[Stated exercise] Copy the data exactly; pictures stay out of the copy.

[Dataset content]
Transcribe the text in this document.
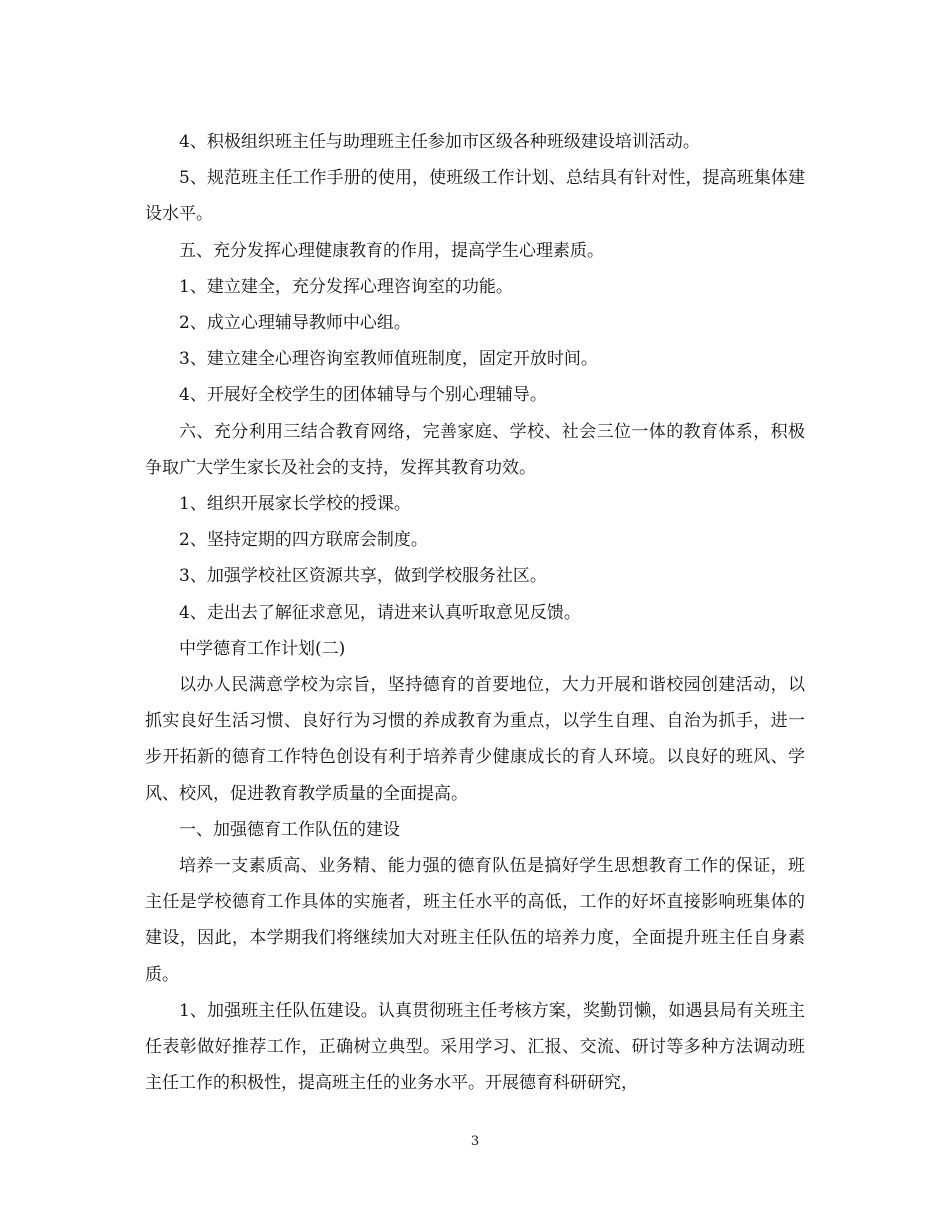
4、积极组织班主任与助理班主任参加市区级各种班级建设培训活动。

5、规范班主任工作手册的使用，使班级工作计划、总结具有针对性，提高班集体建设水平。

五、充分发挥心理健康教育的作用，提高学生心理素质。

1、建立建全，充分发挥心理咨询室的功能。

2、成立心理辅导教师中心组。

3、建立建全心理咨询室教师值班制度，固定开放时间。

4、开展好全校学生的团体辅导与个别心理辅导。

六、充分利用三结合教育网络，完善家庭、学校、社会三位一体的教育体系，积极争取广大学生家长及社会的支持，发挥其教育功效。

1、组织开展家长学校的授课。

2、坚持定期的四方联席会制度。

3、加强学校社区资源共享，做到学校服务社区。

4、走出去了解征求意见，请进来认真听取意见反馈。

中学德育工作计划(二)

以办人民满意学校为宗旨，坚持德育的首要地位，大力开展和谐校园创建活动，以抓实良好生活习惯、良好行为习惯的养成教育为重点，以学生自理、自治为抓手，进一步开拓新的德育工作特色创设有利于培养青少健康成长的育人环境。以良好的班风、学风、校风，促进教育教学质量的全面提高。

一、加强德育工作队伍的建设

培养一支素质高、业务精、能力强的德育队伍是搞好学生思想教育工作的保证，班主任是学校德育工作具体的实施者，班主任水平的高低，工作的好坏直接影响班集体的建设，因此，本学期我们将继续加大对班主任队伍的培养力度，全面提升班主任自身素质。

1、加强班主任队伍建设。认真贯彻班主任考核方案，奖勤罚懒，如遇县局有关班主任表彰做好推荐工作，正确树立典型。采用学习、汇报、交流、研讨等多种方法调动班主任工作的积极性，提高班主任的业务水平。开展德育科研研究，

3
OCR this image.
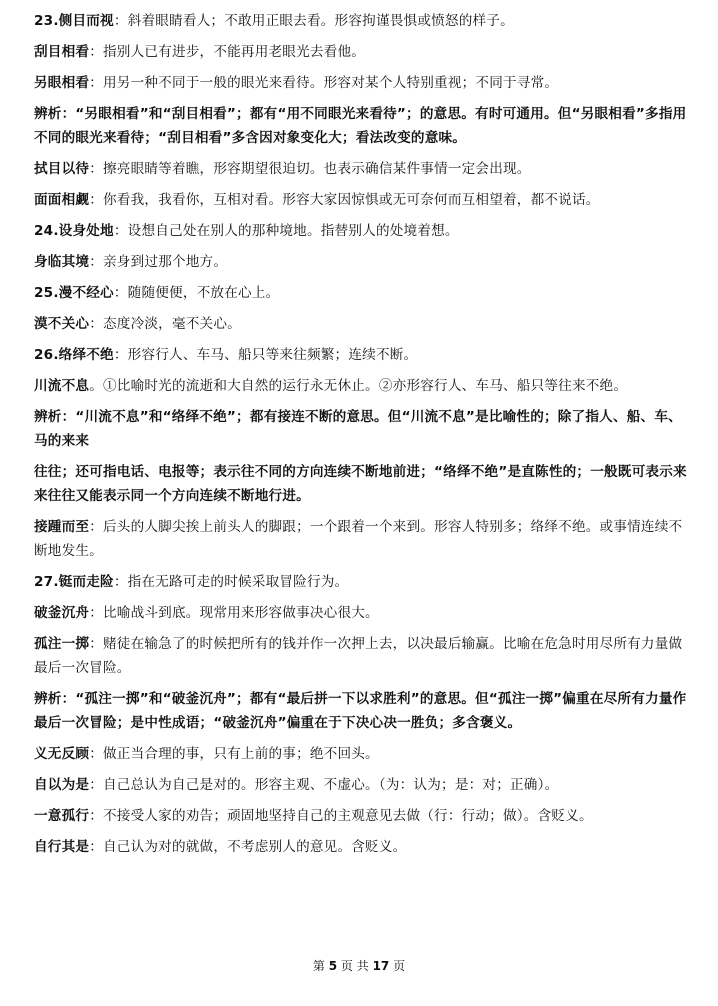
23.侧目而视：斜着眼睛看人；不敢用正眼去看。形容拘谨畏惧或愤怒的样子。

刮目相看：指别人已有进步，不能再用老眼光去看他。

另眼相看：用另一种不同于一般的眼光来看待。形容对某个人特别重视；不同于寻常。

辨析：“另眼相看”和“刮目相看”；都有“用不同眼光来看待”；的意思。有时可通用。但“另眼相看”多指用不同的眼光来看待；“刮目相看”多含因对象变化大；看法改变的意味。

拭目以待：擦亮眼睛等着瞧，形容期望很迫切。也表示确信某件事情一定会出现。

面面相觑：你看我，我看你，互相对看。形容大家因惊惧或无可奈何而互相望着，都不说话。

24.设身处地：设想自己处在别人的那种境地。指替别人的处境着想。

身临其境：亲身到过那个地方。

25.漫不经心：随随便便，不放在心上。

漠不关心：态度冷淡，毫不关心。

26.络绎不绝：形容行人、车马、船只等来往频繁；连续不断。

川流不息。①比喻时光的流逝和大自然的运行永无休止。②亦形容行人、车马、船只等往来不绝。

辨析：“川流不息”和“络绎不绝”；都有接连不断的意思。但“川流不息”是比喻性的；除了指人、船、车、马的来来

往往；还可指电话、电报等；表示往不同的方向连续不断地前进；“络绎不绝”是直陈性的；一般既可表示来来往往又能表示同一个方向连续不断地行进。

接踵而至：后头的人脚尖挨上前头人的脚跟；一个跟着一个来到。形容人特别多；络绎不绝。或事情连续不断地发生。

27.铤而走险：指在无路可走的时候采取冒险行为。

破釜沉舟：比喻战斗到底。现常用来形容做事决心很大。

孤注一掷：赌徒在输急了的时候把所有的钱并作一次押上去，以决最后输赢。比喻在危急时用尽所有力量做最后一次冒险。

辨析：“孤注一掷”和“破釜沉舟”；都有“最后拼一下以求胜利”的意思。但“孤注一掷”偏重在尽所有力量作最后一次冒险；是中性成语；“破釜沉舟”偏重在于下决心决一胜负；多含褒义。

义无反顾：做正当合理的事，只有上前的事；绝不回头。

自以为是：自己总认为自己是对的。形容主观、不虚心。（为：认为；是：对；正确）。

一意孤行：不接受人家的劝告；顽固地坚持自己的主观意见去做（行：行动；做）。含贬义。

自行其是：自己认为对的就做，不考虑别人的意见。含贬义。

第 5 页 共 17 页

[Response]
Transcribe the text in this document.
4、积极组织班主任与助理班主任参加市区级各种班级建设培训活动。

5、规范班主任工作手册的使用，使班级工作计划、总结具有针对性，提高班集体建设水平。

五、充分发挥心理健康教育的作用，提高学生心理素质。

1、建立建全，充分发挥心理咨询室的功能。

2、成立心理辅导教师中心组。

3、建立建全心理咨询室教师值班制度，固定开放时间。

4、开展好全校学生的团体辅导与个别心理辅导。

六、充分利用三结合教育网络，完善家庭、学校、社会三位一体的教育体系，积极争取广大学生家长及社会的支持，发挥其教育功效。

1、组织开展家长学校的授课。

2、坚持定期的四方联席会制度。

3、加强学校社区资源共享，做到学校服务社区。

4、走出去了解征求意见，请进来认真听取意见反馈。

中学德育工作计划(二)

以办人民满意学校为宗旨，坚持德育的首要地位，大力开展和谐校园创建活动，以抓实良好生活习惯、良好行为习惯的养成教育为重点，以学生自理、自治为抓手，进一步开拓新的德育工作特色创设有利于培养青少健康成长的育人环境。以良好的班风、学风、校风，促进教育教学质量的全面提高。

一、加强德育工作队伍的建设

培养一支素质高、业务精、能力强的德育队伍是搞好学生思想教育工作的保证，班主任是学校德育工作具体的实施者，班主任水平的高低，工作的好坏直接影响班集体的建设，因此，本学期我们将继续加大对班主任队伍的培养力度，全面提升班主任自身素质。

1、加强班主任队伍建设。认真贯彻班主任考核方案，奖勤罚懒，如遇县局有关班主任表彰做好推荐工作，正确树立典型。采用学习、汇报、交流、研讨等多种方法调动班主任工作的积极性，提高班主任的业务水平。开展德育科研研究，

3
OCR this image.
23.侧目而视：斜着眼睛看人；不敢用正眼去看。形容拘谨畏惧或愤怒的样子。

刮目相看：指别人已有进步，不能再用老眼光去看他。

另眼相看：用另一种不同于一般的眼光来看待。形容对某个人特别重视；不同于寻常。

辨析：“另眼相看”和“刮目相看”；都有“用不同眼光来看待”；的意思。有时可通用。但“另眼相看”多指用不同的眼光来看待；“刮目相看”多含因对象变化大；看法改变的意味。

拭目以待：擦亮眼睛等着瞧，形容期望很迫切。也表示确信某件事情一定会出现。

面面相觑：你看我，我看你，互相对看。形容大家因惊惧或无可奈何而互相望着，都不说话。

24.设身处地：设想自己处在别人的那种境地。指替别人的处境着想。

身临其境：亲身到过那个地方。

25.漫不经心：随随便便，不放在心上。

漠不关心：态度冷淡，毫不关心。

26.络绎不绝：形容行人、车马、船只等来往频繁；连续不断。

川流不息。①比喻时光的流逝和大自然的运行永无休止。②亦形容行人、车马、船只等往来不绝。

辨析：“川流不息”和“络绎不绝”；都有接连不断的意思。但“川流不息”是比喻性的；除了指人、船、车、马的来来

往往；还可指电话、电报等；表示往不同的方向连续不断地前进；“络绎不绝”是直陈性的；一般既可表示来来往往又能表示同一个方向连续不断地行进。

接踵而至：后头的人脚尖挨上前头人的脚跟；一个跟着一个来到。形容人特别多；络绎不绝。或事情连续不断地发生。

27.铤而走险：指在无路可走的时候采取冒险行为。

破釜沉舟：比喻战斗到底。现常用来形容做事决心很大。

孤注一掷：赌徒在输急了的时候把所有的钱并作一次押上去，以决最后输赢。比喻在危急时用尽所有力量做最后一次冒险。

辨析：“孤注一掷”和“破釜沉舟”；都有“最后拼一下以求胜利”的意思。但“孤注一掷”偏重在尽所有力量作最后一次冒险；是中性成语；“破釜沉舟”偏重在于下决心决一胜负；多含褒义。

义无反顾：做正当合理的事，只有上前的事；绝不回头。

自以为是：自己总认为自己是对的。形容主观、不虚心。（为：认为；是：对；正确）。

一意孤行：不接受人家的劝告；顽固地坚持自己的主观意见去做（行：行动；做）。含贬义。

自行其是：自己认为对的就做，不考虑别人的意见。含贬义。

第 5 页 共 17 页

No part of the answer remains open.